Extracted data entries
=====

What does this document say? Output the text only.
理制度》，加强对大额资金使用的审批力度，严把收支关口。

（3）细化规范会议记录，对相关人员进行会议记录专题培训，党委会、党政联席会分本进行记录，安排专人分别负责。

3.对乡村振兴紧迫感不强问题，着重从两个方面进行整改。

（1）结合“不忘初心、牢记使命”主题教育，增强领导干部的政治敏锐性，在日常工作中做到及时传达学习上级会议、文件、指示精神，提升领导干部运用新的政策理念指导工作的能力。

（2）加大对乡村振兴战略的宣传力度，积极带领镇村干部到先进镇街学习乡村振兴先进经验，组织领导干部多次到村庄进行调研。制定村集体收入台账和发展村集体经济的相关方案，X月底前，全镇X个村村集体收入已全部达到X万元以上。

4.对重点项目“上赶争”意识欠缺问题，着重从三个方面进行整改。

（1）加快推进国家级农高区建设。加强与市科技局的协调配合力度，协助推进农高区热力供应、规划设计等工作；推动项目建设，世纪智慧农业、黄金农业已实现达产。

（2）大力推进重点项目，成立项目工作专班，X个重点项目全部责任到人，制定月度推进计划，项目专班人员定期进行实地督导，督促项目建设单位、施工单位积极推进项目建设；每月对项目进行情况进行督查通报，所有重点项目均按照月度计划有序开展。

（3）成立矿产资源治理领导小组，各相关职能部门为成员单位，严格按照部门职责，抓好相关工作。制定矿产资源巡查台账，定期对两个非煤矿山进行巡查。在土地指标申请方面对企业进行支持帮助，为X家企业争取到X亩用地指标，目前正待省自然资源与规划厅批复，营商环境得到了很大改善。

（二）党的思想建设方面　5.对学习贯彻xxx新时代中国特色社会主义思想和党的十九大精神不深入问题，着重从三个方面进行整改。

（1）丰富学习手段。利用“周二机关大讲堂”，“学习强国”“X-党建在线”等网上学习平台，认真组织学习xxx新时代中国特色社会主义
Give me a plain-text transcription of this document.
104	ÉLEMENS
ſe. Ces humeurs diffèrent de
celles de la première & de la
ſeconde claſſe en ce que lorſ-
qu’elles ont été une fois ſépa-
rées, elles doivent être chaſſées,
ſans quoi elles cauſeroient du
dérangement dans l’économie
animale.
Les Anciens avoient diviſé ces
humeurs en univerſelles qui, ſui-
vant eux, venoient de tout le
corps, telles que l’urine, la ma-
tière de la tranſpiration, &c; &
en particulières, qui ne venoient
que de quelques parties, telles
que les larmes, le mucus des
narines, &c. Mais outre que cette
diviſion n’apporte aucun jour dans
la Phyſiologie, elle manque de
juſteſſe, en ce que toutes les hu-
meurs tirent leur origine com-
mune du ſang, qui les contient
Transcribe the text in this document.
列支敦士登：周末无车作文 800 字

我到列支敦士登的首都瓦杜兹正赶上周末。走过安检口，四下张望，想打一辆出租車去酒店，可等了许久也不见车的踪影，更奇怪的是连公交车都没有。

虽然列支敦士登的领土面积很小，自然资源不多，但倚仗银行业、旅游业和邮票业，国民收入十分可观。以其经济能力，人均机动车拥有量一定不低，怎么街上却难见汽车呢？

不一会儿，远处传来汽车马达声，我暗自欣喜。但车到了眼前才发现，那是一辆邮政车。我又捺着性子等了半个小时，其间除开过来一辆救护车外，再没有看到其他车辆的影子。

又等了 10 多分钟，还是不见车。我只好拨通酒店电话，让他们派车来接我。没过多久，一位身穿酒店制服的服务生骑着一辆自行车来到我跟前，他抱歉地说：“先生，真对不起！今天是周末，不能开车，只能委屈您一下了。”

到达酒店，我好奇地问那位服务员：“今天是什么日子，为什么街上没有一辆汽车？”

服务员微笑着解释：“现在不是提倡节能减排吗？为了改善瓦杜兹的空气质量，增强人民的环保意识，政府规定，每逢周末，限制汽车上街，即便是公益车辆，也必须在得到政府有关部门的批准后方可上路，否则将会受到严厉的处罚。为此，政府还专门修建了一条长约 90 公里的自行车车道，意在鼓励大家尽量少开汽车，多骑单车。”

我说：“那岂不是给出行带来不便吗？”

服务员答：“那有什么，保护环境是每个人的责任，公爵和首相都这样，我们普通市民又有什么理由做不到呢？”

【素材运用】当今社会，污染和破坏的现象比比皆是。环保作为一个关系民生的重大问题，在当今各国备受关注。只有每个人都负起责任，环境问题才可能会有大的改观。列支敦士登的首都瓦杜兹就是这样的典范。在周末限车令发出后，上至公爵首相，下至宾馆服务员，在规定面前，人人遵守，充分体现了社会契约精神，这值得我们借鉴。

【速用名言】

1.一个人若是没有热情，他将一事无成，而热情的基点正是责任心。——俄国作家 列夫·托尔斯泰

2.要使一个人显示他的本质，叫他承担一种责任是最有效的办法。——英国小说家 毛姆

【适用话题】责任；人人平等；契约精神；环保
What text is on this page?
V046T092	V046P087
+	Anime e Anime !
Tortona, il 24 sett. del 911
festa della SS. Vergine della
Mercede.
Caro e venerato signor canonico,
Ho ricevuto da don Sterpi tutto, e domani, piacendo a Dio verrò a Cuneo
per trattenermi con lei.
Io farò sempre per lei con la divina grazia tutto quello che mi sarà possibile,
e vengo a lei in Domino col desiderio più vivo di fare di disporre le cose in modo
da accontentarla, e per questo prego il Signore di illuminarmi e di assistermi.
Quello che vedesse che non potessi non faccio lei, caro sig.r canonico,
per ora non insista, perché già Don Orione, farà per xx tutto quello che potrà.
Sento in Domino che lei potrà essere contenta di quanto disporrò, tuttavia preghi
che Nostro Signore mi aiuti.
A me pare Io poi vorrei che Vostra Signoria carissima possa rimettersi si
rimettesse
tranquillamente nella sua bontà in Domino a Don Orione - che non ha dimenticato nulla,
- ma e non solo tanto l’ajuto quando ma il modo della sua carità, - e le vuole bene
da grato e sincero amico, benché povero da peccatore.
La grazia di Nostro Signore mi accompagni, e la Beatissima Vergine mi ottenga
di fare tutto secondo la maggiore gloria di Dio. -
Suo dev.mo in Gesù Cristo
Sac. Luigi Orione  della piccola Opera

=====

▶ **Task statement**
Reproduce all data above, unchanged.

▶ **Exercise response**
What does this document say? Output the text only.
理制度》，加强对大额资金使用的审批力度，严把收支关口。

（3）细化规范会议记录，对相关人员进行会议记录专题培训，党委会、党政联席会分本进行记录，安排专人分别负责。

3.对乡村振兴紧迫感不强问题，着重从两个方面进行整改。

（1）结合“不忘初心、牢记使命”主题教育，增强领导干部的政治敏锐性，在日常工作中做到及时传达学习上级会议、文件、指示精神，提升领导干部运用新的政策理念指导工作的能力。

（2）加大对乡村振兴战略的宣传力度，积极带领镇村干部到先进镇街学习乡村振兴先进经验，组织领导干部多次到村庄进行调研。制定村集体收入台账和发展村集体经济的相关方案，X月底前，全镇X个村村集体收入已全部达到X万元以上。

4.对重点项目“上赶争”意识欠缺问题，着重从三个方面进行整改。

（1）加快推进国家级农高区建设。加强与市科技局的协调配合力度，协助推进农高区热力供应、规划设计等工作；推动项目建设，世纪智慧农业、黄金农业已实现达产。

（2）大力推进重点项目，成立项目工作专班，X个重点项目全部责任到人，制定月度推进计划，项目专班人员定期进行实地督导，督促项目建设单位、施工单位积极推进项目建设；每月对项目进行情况进行督查通报，所有重点项目均按照月度计划有序开展。

（3）成立矿产资源治理领导小组，各相关职能部门为成员单位，严格按照部门职责，抓好相关工作。制定矿产资源巡查台账，定期对两个非煤矿山进行巡查。在土地指标申请方面对企业进行支持帮助，为X家企业争取到X亩用地指标，目前正待省自然资源与规划厅批复，营商环境得到了很大改善。

（二）党的思想建设方面　5.对学习贯彻xxx新时代中国特色社会主义思想和党的十九大精神不深入问题，着重从三个方面进行整改。

（1）丰富学习手段。利用“周二机关大讲堂”，“学习强国”“X-党建在线”等网上学习平台，认真组织学习xxx新时代中国特色社会主义
Give me a plain-text transcription of this document.
104	ÉLEMENS
ſe. Ces humeurs diffèrent de
celles de la première & de la
ſeconde claſſe en ce que lorſ-
qu’elles ont été une fois ſépa-
rées, elles doivent être chaſſées,
ſans quoi elles cauſeroient du
dérangement dans l’économie
animale.
Les Anciens avoient diviſé ces
humeurs en univerſelles qui, ſui-
vant eux, venoient de tout le
corps, telles que l’urine, la ma-
tière de la tranſpiration, &c; &
en particulières, qui ne venoient
que de quelques parties, telles
que les larmes, le mucus des
narines, &c. Mais outre que cette
diviſion n’apporte aucun jour dans
la Phyſiologie, elle manque de
juſteſſe, en ce que toutes les hu-
meurs tirent leur origine com-
mune du ſang, qui les contient
Transcribe the text in this document.
列支敦士登：周末无车作文 800 字

我到列支敦士登的首都瓦杜兹正赶上周末。走过安检口，四下张望，想打一辆出租車去酒店，可等了许久也不见车的踪影，更奇怪的是连公交车都没有。

虽然列支敦士登的领土面积很小，自然资源不多，但倚仗银行业、旅游业和邮票业，国民收入十分可观。以其经济能力，人均机动车拥有量一定不低，怎么街上却难见汽车呢？

不一会儿，远处传来汽车马达声，我暗自欣喜。但车到了眼前才发现，那是一辆邮政车。我又捺着性子等了半个小时，其间除开过来一辆救护车外，再没有看到其他车辆的影子。

又等了 10 多分钟，还是不见车。我只好拨通酒店电话，让他们派车来接我。没过多久，一位身穿酒店制服的服务生骑着一辆自行车来到我跟前，他抱歉地说：“先生，真对不起！今天是周末，不能开车，只能委屈您一下了。”

到达酒店，我好奇地问那位服务员：“今天是什么日子，为什么街上没有一辆汽车？”

服务员微笑着解释：“现在不是提倡节能减排吗？为了改善瓦杜兹的空气质量，增强人民的环保意识，政府规定，每逢周末，限制汽车上街，即便是公益车辆，也必须在得到政府有关部门的批准后方可上路，否则将会受到严厉的处罚。为此，政府还专门修建了一条长约 90 公里的自行车车道，意在鼓励大家尽量少开汽车，多骑单车。”

我说：“那岂不是给出行带来不便吗？”

服务员答：“那有什么，保护环境是每个人的责任，公爵和首相都这样，我们普通市民又有什么理由做不到呢？”

【素材运用】当今社会，污染和破坏的现象比比皆是。环保作为一个关系民生的重大问题，在当今各国备受关注。只有每个人都负起责任，环境问题才可能会有大的改观。列支敦士登的首都瓦杜兹就是这样的典范。在周末限车令发出后，上至公爵首相，下至宾馆服务员，在规定面前，人人遵守，充分体现了社会契约精神，这值得我们借鉴。

【速用名言】

1.一个人若是没有热情，他将一事无成，而热情的基点正是责任心。——俄国作家 列夫·托尔斯泰

2.要使一个人显示他的本质，叫他承担一种责任是最有效的办法。——英国小说家 毛姆

【适用话题】责任；人人平等；契约精神；环保
What text is on this page?
V046T092	V046P087
+	Anime e Anime !
Tortona, il 24 sett. del 911
festa della SS. Vergine della
Mercede.
Caro e venerato signor canonico,
Ho ricevuto da don Sterpi tutto, e domani, piacendo a Dio verrò a Cuneo
per trattenermi con lei.
Io farò sempre per lei con la divina grazia tutto quello che mi sarà possibile,
e vengo a lei in Domino col desiderio più vivo di fare di disporre le cose in modo
da accontentarla, e per questo prego il Signore di illuminarmi e di assistermi.
Quello che vedesse che non potessi non faccio lei, caro sig.r canonico,
per ora non insista, perché già Don Orione, farà per xx tutto quello che potrà.
Sento in Domino che lei potrà essere contenta di quanto disporrò, tuttavia preghi
che Nostro Signore mi aiuti.
A me pare Io poi vorrei che Vostra Signoria carissima possa rimettersi si
rimettesse
tranquillamente nella sua bontà in Domino a Don Orione - che non ha dimenticato nulla,
- ma e non solo tanto l’ajuto quando ma il modo della sua carità, - e le vuole bene
da grato e sincero amico, benché povero da peccatore.
La grazia di Nostro Signore mi accompagni, e la Beatissima Vergine mi ottenga
di fare tutto secondo la maggiore gloria di Dio. -
Suo dev.mo in Gesù Cristo
Sac. Luigi Orione  della piccola Opera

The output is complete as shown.